The air traffic controllers strike has had the unexpected effect of temporarily re-regulating commercial aviation by making it tough for airlines old and new to gain access to major airports they do not already serve.
That new re-regulation comes because the Federal Aviation Administration has been forced to reduce flights at major airports so supervisors and nonstriking controllers can handle the traffic, a situation that is expected to continue for many months.
The adverse effect on competition will mean higher fares for passengers and reduced availability of discount and super-saver plans, airline analysts and executives say. Both United Airlines and Trans World Airlines have already announced new restrictions and higher fares for transcontinental super-savers, although they lowered coach and first-class ticket prices. The clear intention, analysts say, is to make it difficult for the business traveler to find a discount.

Data lines
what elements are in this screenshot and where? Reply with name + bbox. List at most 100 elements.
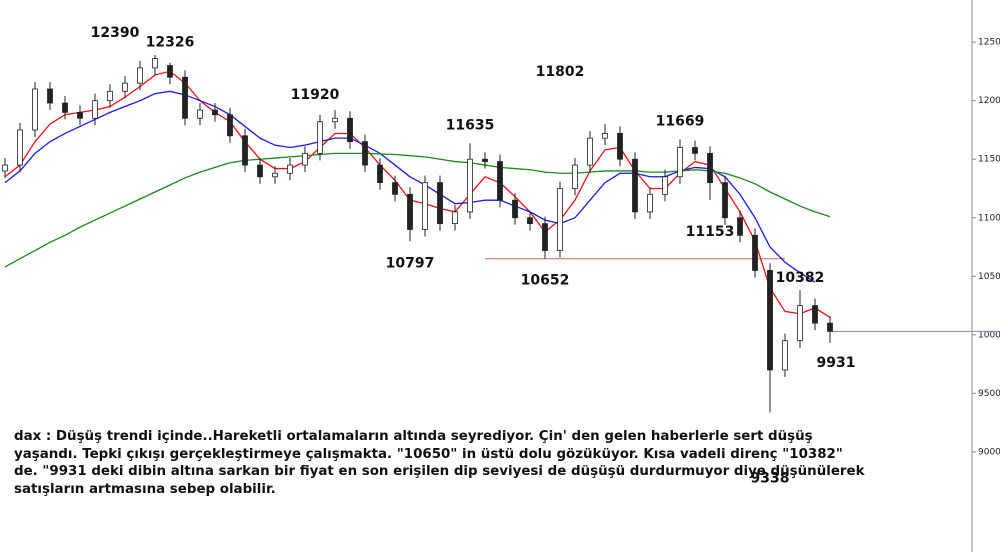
candle-body bbox=[317, 121, 323, 154]
candle bbox=[167, 62, 173, 85]
candle-body bbox=[47, 88, 53, 104]
commentary-line: dax : Düşüş trendi içinde..Hareketli ort… bbox=[14, 429, 813, 444]
candle bbox=[437, 175, 443, 231]
candle-body bbox=[17, 129, 23, 166]
candle bbox=[452, 204, 458, 231]
candle bbox=[242, 128, 248, 173]
candle-body bbox=[722, 182, 728, 219]
candle bbox=[122, 76, 128, 99]
moving-average bbox=[4, 70, 831, 318]
candle bbox=[812, 298, 818, 331]
candle bbox=[482, 152, 488, 169]
y-tick-label: 10500 bbox=[978, 272, 1000, 282]
annotation: 11920 bbox=[291, 87, 340, 103]
candle bbox=[92, 93, 98, 126]
candle-body bbox=[347, 117, 353, 143]
candle bbox=[197, 103, 203, 126]
candle bbox=[77, 105, 83, 126]
y-tick-label: 11000 bbox=[978, 213, 1000, 223]
candle bbox=[62, 96, 68, 120]
candle-body bbox=[362, 141, 368, 166]
candle bbox=[272, 166, 278, 184]
candle-body bbox=[647, 193, 653, 213]
candle-body bbox=[632, 158, 638, 213]
annotation: 11635 bbox=[446, 117, 495, 133]
candle bbox=[707, 146, 713, 200]
candle bbox=[182, 70, 188, 126]
candle-body bbox=[557, 188, 563, 251]
candle-body bbox=[767, 270, 773, 371]
candle bbox=[767, 263, 773, 413]
candle bbox=[152, 55, 158, 75]
candle bbox=[137, 60, 143, 91]
annotation: 11802 bbox=[536, 64, 585, 80]
candle bbox=[512, 193, 518, 225]
commentary-line: de. "9931 deki dibin altına sarkan bir f… bbox=[14, 464, 865, 479]
candle-body bbox=[422, 182, 428, 230]
candle-body bbox=[167, 65, 173, 78]
commentary-line: satışların artmasına sebep olabilir. bbox=[14, 481, 276, 497]
candle bbox=[527, 210, 533, 231]
candle bbox=[647, 187, 653, 219]
candle bbox=[422, 175, 428, 237]
candle-body bbox=[707, 152, 713, 184]
y-tick-label: 12500 bbox=[978, 38, 1000, 48]
candle bbox=[407, 187, 413, 242]
candle-body bbox=[692, 147, 698, 154]
candle-body bbox=[512, 199, 518, 219]
candle bbox=[542, 216, 548, 259]
candle-body bbox=[467, 158, 473, 213]
candle-body bbox=[407, 193, 413, 230]
candle bbox=[677, 139, 683, 184]
annotation: 12390 bbox=[91, 25, 140, 41]
moving-average bbox=[4, 152, 831, 268]
candle bbox=[227, 107, 233, 143]
candle-body bbox=[437, 182, 443, 225]
candle bbox=[332, 110, 338, 129]
candle-body bbox=[332, 117, 338, 123]
candle bbox=[752, 228, 758, 278]
candle-body bbox=[572, 164, 578, 189]
candle-body bbox=[257, 164, 263, 178]
annotation: 9338 bbox=[751, 470, 790, 486]
candle bbox=[302, 146, 308, 173]
candle bbox=[587, 131, 593, 173]
candle-body bbox=[107, 90, 113, 102]
y-tick-label: 9000, bbox=[978, 447, 1000, 457]
candle bbox=[107, 84, 113, 108]
candle bbox=[212, 103, 218, 122]
candle bbox=[287, 158, 293, 181]
candle-body bbox=[77, 111, 83, 119]
candle bbox=[32, 81, 38, 137]
commentary-line: yaşandı. Tepki çıkışı gerçekleştirmeye ç… bbox=[14, 446, 843, 462]
annotation: 10797 bbox=[386, 256, 435, 272]
candle-body bbox=[272, 172, 278, 178]
candle bbox=[257, 158, 263, 184]
candle-body bbox=[137, 67, 143, 84]
candle bbox=[317, 114, 323, 161]
candle-body bbox=[827, 322, 833, 332]
annotation: 11153 bbox=[686, 224, 735, 240]
candle-body bbox=[32, 88, 38, 131]
candle bbox=[722, 175, 728, 225]
candle-body bbox=[482, 158, 488, 162]
candle-body bbox=[182, 76, 188, 119]
annotation: 9931 bbox=[817, 355, 856, 371]
candle-body bbox=[212, 109, 218, 116]
annotation: 11669 bbox=[656, 113, 705, 129]
candle-body bbox=[527, 217, 533, 225]
candle-body bbox=[797, 305, 803, 342]
candle-body bbox=[62, 102, 68, 113]
candle bbox=[827, 316, 833, 343]
candle-body bbox=[377, 164, 383, 184]
candle bbox=[557, 181, 563, 258]
candle-body bbox=[452, 211, 458, 225]
candle-body bbox=[602, 133, 608, 139]
candle bbox=[602, 123, 608, 146]
candle-body bbox=[737, 217, 743, 236]
candle-body bbox=[662, 176, 668, 195]
candle bbox=[467, 143, 473, 219]
candle bbox=[782, 333, 788, 377]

Problems to solve
**1)** From the article on the air traffic controllers strike, reproduce the passage from "That new re-regulation" up to and including "for many months.".
**2)** Answer these questions using the article on the air traffic controllers strike:
(a) Why has the Federal Aviation Administration been forced to reduce flights at major airports?
(b) Which two airlines have announced new restrictions and higher fares for transcontinental super-savers?
(c) Which ticket prices did those airlines lower?
**3)** Pick up the article on the air traffic controllers strike after its final sentence and keep writing.

Answers to the exercise
**1)**
That new re-regulation comes because the Federal Aviation Administration has been forced to reduce flights at major airports so supervisors and nonstriking controllers can handle the traffic, a situation that is expected to continue for many months.

**2)**
(a) So supervisors and nonstriking controllers can handle the traffic.
(b) United Airlines and Trans World Airlines.
(c) Coach and first-class ticket prices.

**3)**
While much early attention has been placed on the thousands of airline employes laid off because of reduced flights, the overall situation is seen by some as a long-term benefit to the major trunk lines because it gives them excuses they otherwise would not have to pare down, trim losing services and raise fares.
Robert J. Joedicke, an analyst with Lehman Brothers Kuhn Loeb, said, "If the strike goes away tomorrow, I doubt very much if most of the carriers would put back traffic to the prestrike levels. I think the strike is the catalyst to cause the carriers to do what they already should have done."
Daniel F. May, chief executive officer of Republic Airlines, agrees. "I think you'll see a lot of discount fares eliminated . . . . Passengers have been benefiting at the expense of the airlines, and a number of airlines are already in serious trouble. Deregulation has been good for the customer, but not for the airlines."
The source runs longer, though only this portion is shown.